Source records:
####################
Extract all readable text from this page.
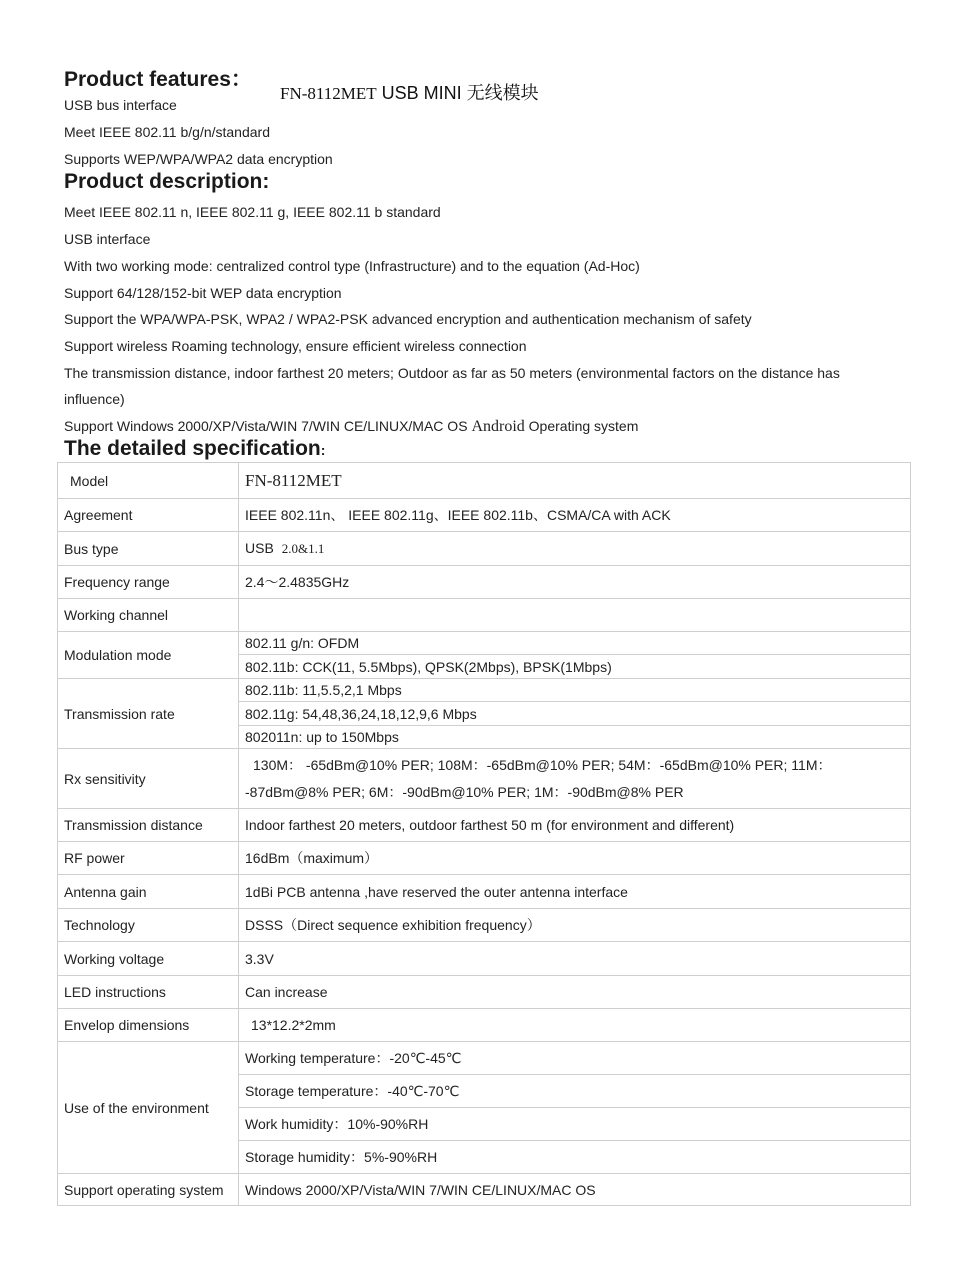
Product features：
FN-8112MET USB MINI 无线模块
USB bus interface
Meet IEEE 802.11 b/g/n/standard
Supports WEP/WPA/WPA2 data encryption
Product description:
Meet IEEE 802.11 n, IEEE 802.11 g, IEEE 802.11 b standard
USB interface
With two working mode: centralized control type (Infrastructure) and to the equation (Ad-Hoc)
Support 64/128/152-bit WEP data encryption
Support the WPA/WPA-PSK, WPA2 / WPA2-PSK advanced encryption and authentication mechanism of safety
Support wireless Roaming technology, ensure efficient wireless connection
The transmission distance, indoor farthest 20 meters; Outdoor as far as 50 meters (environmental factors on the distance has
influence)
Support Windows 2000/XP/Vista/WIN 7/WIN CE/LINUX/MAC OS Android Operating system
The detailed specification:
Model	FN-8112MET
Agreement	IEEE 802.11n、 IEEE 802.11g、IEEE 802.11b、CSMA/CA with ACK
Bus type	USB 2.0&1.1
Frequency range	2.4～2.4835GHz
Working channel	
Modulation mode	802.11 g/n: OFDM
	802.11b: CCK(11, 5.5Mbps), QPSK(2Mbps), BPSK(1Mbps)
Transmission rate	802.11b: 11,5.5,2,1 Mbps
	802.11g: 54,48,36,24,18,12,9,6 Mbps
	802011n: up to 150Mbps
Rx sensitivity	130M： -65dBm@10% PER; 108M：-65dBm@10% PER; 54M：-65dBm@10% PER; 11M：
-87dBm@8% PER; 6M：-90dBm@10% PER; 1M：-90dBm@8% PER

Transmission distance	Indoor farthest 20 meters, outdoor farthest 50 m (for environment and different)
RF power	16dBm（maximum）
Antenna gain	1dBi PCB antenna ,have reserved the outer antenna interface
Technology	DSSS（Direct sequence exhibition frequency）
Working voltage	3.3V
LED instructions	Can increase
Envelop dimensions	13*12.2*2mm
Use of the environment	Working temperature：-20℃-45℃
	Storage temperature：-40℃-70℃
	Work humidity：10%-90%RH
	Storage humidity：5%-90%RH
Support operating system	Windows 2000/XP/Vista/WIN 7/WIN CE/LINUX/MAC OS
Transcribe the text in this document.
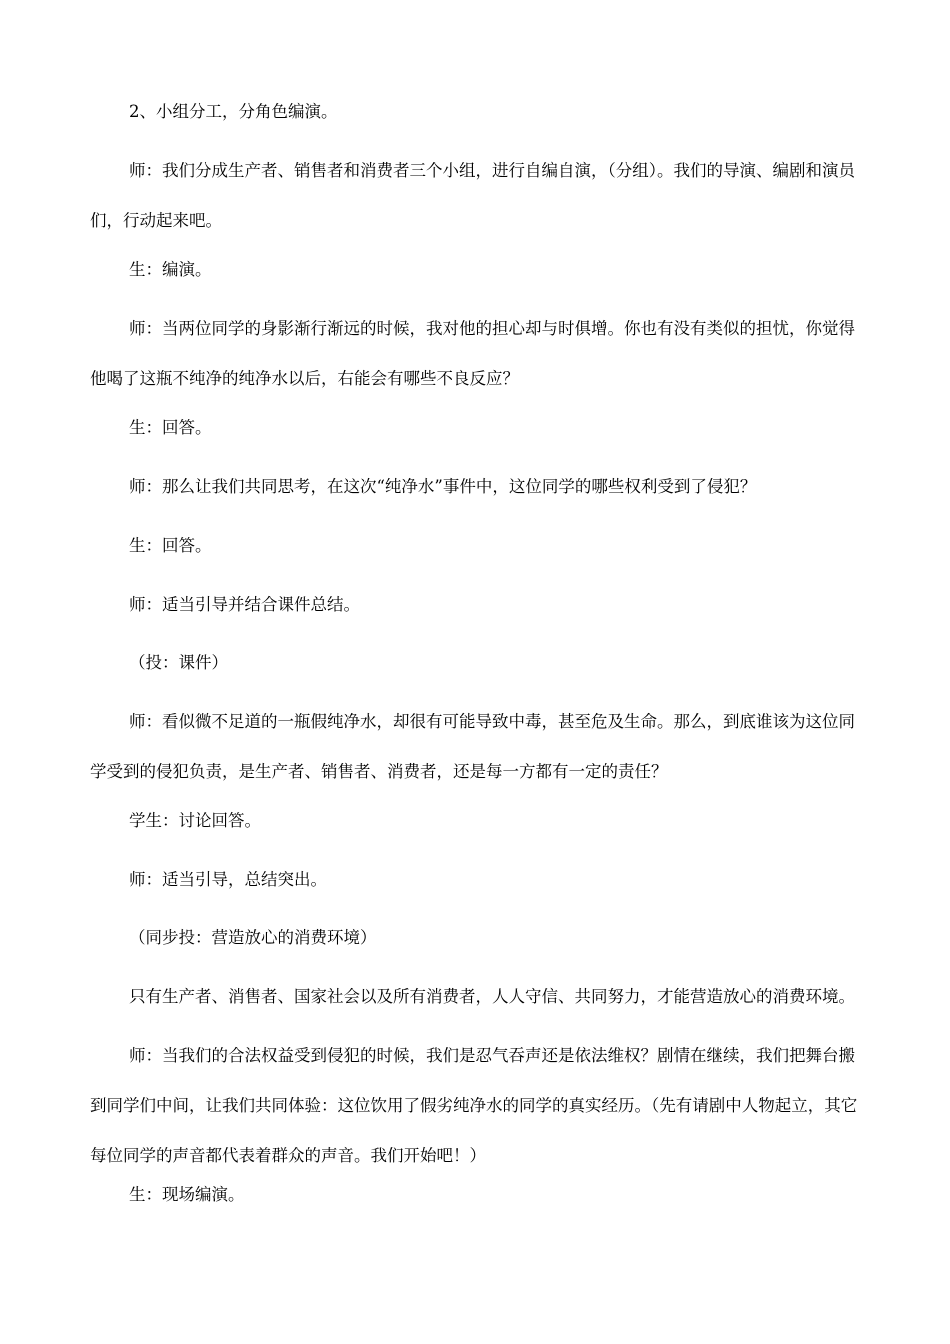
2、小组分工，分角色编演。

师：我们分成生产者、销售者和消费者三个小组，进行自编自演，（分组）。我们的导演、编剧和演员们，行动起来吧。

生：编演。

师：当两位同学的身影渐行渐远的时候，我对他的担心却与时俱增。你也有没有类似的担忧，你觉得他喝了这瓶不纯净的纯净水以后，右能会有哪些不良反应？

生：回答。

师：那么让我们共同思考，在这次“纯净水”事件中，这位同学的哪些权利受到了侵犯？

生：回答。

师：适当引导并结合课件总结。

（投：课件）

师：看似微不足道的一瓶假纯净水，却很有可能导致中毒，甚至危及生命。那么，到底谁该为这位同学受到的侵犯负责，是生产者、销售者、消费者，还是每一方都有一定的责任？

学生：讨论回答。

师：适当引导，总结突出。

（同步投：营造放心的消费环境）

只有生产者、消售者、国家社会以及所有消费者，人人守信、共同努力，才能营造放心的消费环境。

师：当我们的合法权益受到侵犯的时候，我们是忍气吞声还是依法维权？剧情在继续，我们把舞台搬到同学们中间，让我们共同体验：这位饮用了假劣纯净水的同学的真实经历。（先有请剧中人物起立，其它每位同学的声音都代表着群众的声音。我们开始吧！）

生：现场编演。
####################
Task instructions: Reproduce the data above in full, exactly as it is, with the pictures left out.

Response:
Extract all readable text from this page.
Product features：
FN-8112MET USB MINI 无线模块
USB bus interface
Meet IEEE 802.11 b/g/n/standard
Supports WEP/WPA/WPA2 data encryption
Product description:
Meet IEEE 802.11 n, IEEE 802.11 g, IEEE 802.11 b standard
USB interface
With two working mode: centralized control type (Infrastructure) and to the equation (Ad-Hoc)
Support 64/128/152-bit WEP data encryption
Support the WPA/WPA-PSK, WPA2 / WPA2-PSK advanced encryption and authentication mechanism of safety
Support wireless Roaming technology, ensure efficient wireless connection
The transmission distance, indoor farthest 20 meters; Outdoor as far as 50 meters (environmental factors on the distance has
influence)
Support Windows 2000/XP/Vista/WIN 7/WIN CE/LINUX/MAC OS Android Operating system
The detailed specification:
Model	FN-8112MET
Agreement	IEEE 802.11n、 IEEE 802.11g、IEEE 802.11b、CSMA/CA with ACK
Bus type	USB 2.0&1.1
Frequency range	2.4～2.4835GHz
Working channel	
Modulation mode	802.11 g/n: OFDM
	802.11b: CCK(11, 5.5Mbps), QPSK(2Mbps), BPSK(1Mbps)
Transmission rate	802.11b: 11,5.5,2,1 Mbps
	802.11g: 54,48,36,24,18,12,9,6 Mbps
	802011n: up to 150Mbps
Rx sensitivity	130M： -65dBm@10% PER; 108M：-65dBm@10% PER; 54M：-65dBm@10% PER; 11M：
-87dBm@8% PER; 6M：-90dBm@10% PER; 1M：-90dBm@8% PER

Transmission distance	Indoor farthest 20 meters, outdoor farthest 50 m (for environment and different)
RF power	16dBm（maximum）
Antenna gain	1dBi PCB antenna ,have reserved the outer antenna interface
Technology	DSSS（Direct sequence exhibition frequency）
Working voltage	3.3V
LED instructions	Can increase
Envelop dimensions	13*12.2*2mm
Use of the environment	Working temperature：-20℃-45℃
	Storage temperature：-40℃-70℃
	Work humidity：10%-90%RH
	Storage humidity：5%-90%RH
Support operating system	Windows 2000/XP/Vista/WIN 7/WIN CE/LINUX/MAC OS
Transcribe the text in this document.
2、小组分工，分角色编演。

师：我们分成生产者、销售者和消费者三个小组，进行自编自演，（分组）。我们的导演、编剧和演员们，行动起来吧。

生：编演。

师：当两位同学的身影渐行渐远的时候，我对他的担心却与时俱增。你也有没有类似的担忧，你觉得他喝了这瓶不纯净的纯净水以后，右能会有哪些不良反应？

生：回答。

师：那么让我们共同思考，在这次“纯净水”事件中，这位同学的哪些权利受到了侵犯？

生：回答。

师：适当引导并结合课件总结。

（投：课件）

师：看似微不足道的一瓶假纯净水，却很有可能导致中毒，甚至危及生命。那么，到底谁该为这位同学受到的侵犯负责，是生产者、销售者、消费者，还是每一方都有一定的责任？

学生：讨论回答。

师：适当引导，总结突出。

（同步投：营造放心的消费环境）

只有生产者、消售者、国家社会以及所有消费者，人人守信、共同努力，才能营造放心的消费环境。

师：当我们的合法权益受到侵犯的时候，我们是忍气吞声还是依法维权？剧情在继续，我们把舞台搬到同学们中间，让我们共同体验：这位饮用了假劣纯净水的同学的真实经历。（先有请剧中人物起立，其它每位同学的声音都代表着群众的声音。我们开始吧！）

生：现场编演。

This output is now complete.